Written problem: Tally how many lines of these entries hold the string "Jiko". Return the number alone.

Records:
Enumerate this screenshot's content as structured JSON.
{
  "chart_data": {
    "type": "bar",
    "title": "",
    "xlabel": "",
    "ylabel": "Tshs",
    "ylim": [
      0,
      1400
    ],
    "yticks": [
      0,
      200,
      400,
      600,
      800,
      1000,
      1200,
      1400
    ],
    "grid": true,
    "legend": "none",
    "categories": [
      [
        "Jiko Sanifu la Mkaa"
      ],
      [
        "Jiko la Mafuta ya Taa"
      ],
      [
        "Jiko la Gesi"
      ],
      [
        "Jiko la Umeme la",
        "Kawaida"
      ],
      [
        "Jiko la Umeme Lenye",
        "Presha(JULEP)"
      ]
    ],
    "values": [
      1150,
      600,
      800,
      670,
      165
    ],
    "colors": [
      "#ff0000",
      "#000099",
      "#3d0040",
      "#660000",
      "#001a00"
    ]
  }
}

Expected answer: 5